Extrait de page
▼
Retravaillant à deux voix les politiques migratoires dans l’histoire longue de la France et de la relation coloniale avec l’Algérie, les auteurs dévoilent un système qui travaille à ne pas accueillir et intégrer les immigrés, pour se laisser la latitude de les expulser facilement. Le récit de Mohamed Bridji, qui quitte l’Algérie à sept ans, et passe en Allemagne avant de connaître les foyers, la délinquance et la prison en France, raconte avec ses propres mots sa trajectoire migratoire jusqu’à son expulsion de l’autre côté de la frontière.

Il croise la route de Laurent Bazin à Oran en 2014, et tous deux nourrissent par une « rencontre de l’université et de la rue », l’ambition de connaître et de faire connaître la réalité crue de l’exil.
▲
Données
▼
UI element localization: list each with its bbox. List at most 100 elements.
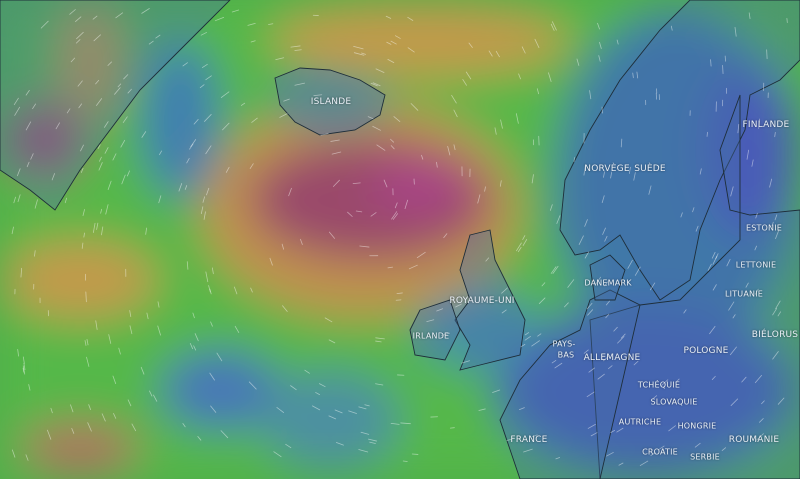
wind-particle <box>249 163 254 169</box>
wind-particle <box>40 20 49 29</box>
wind-particle <box>47 429 52 440</box>
wind-particle <box>233 286 238 295</box>
wind-particle <box>76 31 84 40</box>
wind-particle <box>769 178 773 188</box>
wind-particle <box>14 106 21 116</box>
wind-particle <box>754 375 763 384</box>
wind-particle <box>375 383 384 386</box>
wind-particle <box>537 333 542 337</box>
wind-particle <box>96 222 99 230</box>
wind-particle <box>737 123 740 134</box>
wind-particle <box>182 423 186 428</box>
wind-particle <box>367 116 374 120</box>
wind-particle <box>709 325 716 335</box>
wind-particle <box>96 98 103 106</box>
wind-particle <box>51 173 55 181</box>
wind-particle <box>112 375 117 384</box>
wind-particle <box>587 309 594 316</box>
wind-particle <box>158 195 162 204</box>
wind-particle <box>634 266 641 276</box>
wind-particle <box>392 213 399 220</box>
wind-particle <box>555 457 561 460</box>
iceland <box>274 67 386 136</box>
wind-particle <box>279 113 288 118</box>
wind-particle <box>711 251 716 259</box>
wind-particle <box>155 34 161 39</box>
wind-particle <box>127 399 132 407</box>
wind-particle <box>517 246 522 253</box>
wind-particle <box>524 332 530 336</box>
wind-particle <box>372 82 381 87</box>
wind-particle <box>120 139 126 148</box>
wind-particle <box>98 162 103 171</box>
wind-particle <box>97 144 101 149</box>
wind-particle <box>141 8 150 14</box>
wind-particle <box>692 207 695 213</box>
wind-particle <box>748 12 751 20</box>
wind-particle <box>613 326 618 332</box>
wind-particle <box>17 168 21 177</box>
wind-particle <box>707 263 712 271</box>
wind-particle <box>205 271 209 283</box>
wind-particle <box>315 392 320 396</box>
wind-particle <box>324 317 333 323</box>
wind-particle <box>683 309 687 314</box>
wind-particle <box>699 168 702 175</box>
country-label-lituanie: LITUANIE <box>724 289 764 299</box>
wind-particle <box>112 153 117 161</box>
country-label-lettonie: LETTONIE <box>735 260 777 270</box>
wind-particle <box>318 383 326 388</box>
wind-particle <box>101 226 104 236</box>
wind-particle <box>771 221 774 227</box>
finland-baltic <box>589 94 800 479</box>
wind-particle <box>775 229 780 240</box>
wind-particle <box>639 460 649 466</box>
wind-particle <box>375 68 385 73</box>
wind-particle <box>149 390 153 397</box>
wind-particle <box>421 154 424 160</box>
wind-particle <box>376 144 386 151</box>
wind-particle <box>186 158 190 164</box>
wind-particle <box>499 180 502 187</box>
wind-particle <box>606 452 614 457</box>
wind-particle <box>694 442 701 448</box>
wind-particle <box>628 166 631 174</box>
wind-particle <box>601 195 605 204</box>
wind-particle <box>390 40 397 45</box>
wind-particle <box>488 50 493 57</box>
country-label-serbie: SERBIE <box>690 452 720 462</box>
wind-streaks <box>11 8 788 466</box>
wind-particle <box>210 321 213 327</box>
wind-particle <box>775 300 781 310</box>
country-label-finlande: FINLANDE <box>742 120 790 130</box>
wind-particle <box>385 15 392 19</box>
wind-particle <box>588 367 595 373</box>
wind-particle <box>358 449 369 453</box>
wind-particle <box>126 170 130 177</box>
wind-particle <box>370 82 378 87</box>
wind-particle <box>157 301 160 308</box>
wind-particle <box>101 413 106 422</box>
wind-particle <box>328 339 336 344</box>
wind-particle <box>107 61 112 66</box>
wind-particle <box>320 133 329 136</box>
wind-particle <box>118 347 121 355</box>
wind-particle <box>551 21 557 31</box>
wind-particle <box>22 356 25 364</box>
wind-particle <box>732 314 736 319</box>
wind-particle <box>746 149 750 160</box>
country-label-tchequie: TCHÉQUIE <box>637 380 681 390</box>
wind-particle <box>590 432 598 437</box>
wind-particle <box>758 118 761 129</box>
wind-particle <box>620 138 623 148</box>
wind-particle <box>331 151 342 155</box>
country-label-pays-bas-2: BAS <box>557 350 575 360</box>
wind-particle <box>157 325 161 336</box>
wind-particle <box>75 39 81 44</box>
wind-particle <box>332 179 340 187</box>
wind-particle <box>93 34 101 42</box>
wind-particle <box>209 288 212 295</box>
country-label-bielorus: BIÉLORUS <box>751 330 799 340</box>
wind-particle <box>730 398 739 406</box>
▲
Consigne
Restituez fidèlement le passage de l'extrait sur les politiques migratoires situé entre « Retravaillant à deux » et « de la frontière. », bornes incluses.

Solution détaillée
Retravaillant à deux voix les politiques migratoires dans l’histoire longue de la France et de la relation coloniale avec l’Algérie, les auteurs dévoilent un système qui travaille à ne pas accueillir et intégrer les immigrés, pour se laisser la latitude de les expulser facilement. Le récit de Mohamed Bridji, qui quitte l’Algérie à sept ans, et passe en Allemagne avant de connaître les foyers, la délinquance et la prison en France, raconte avec ses propres mots sa trajectoire migratoire jusqu’à son expulsion de l’autre côté de la frontière.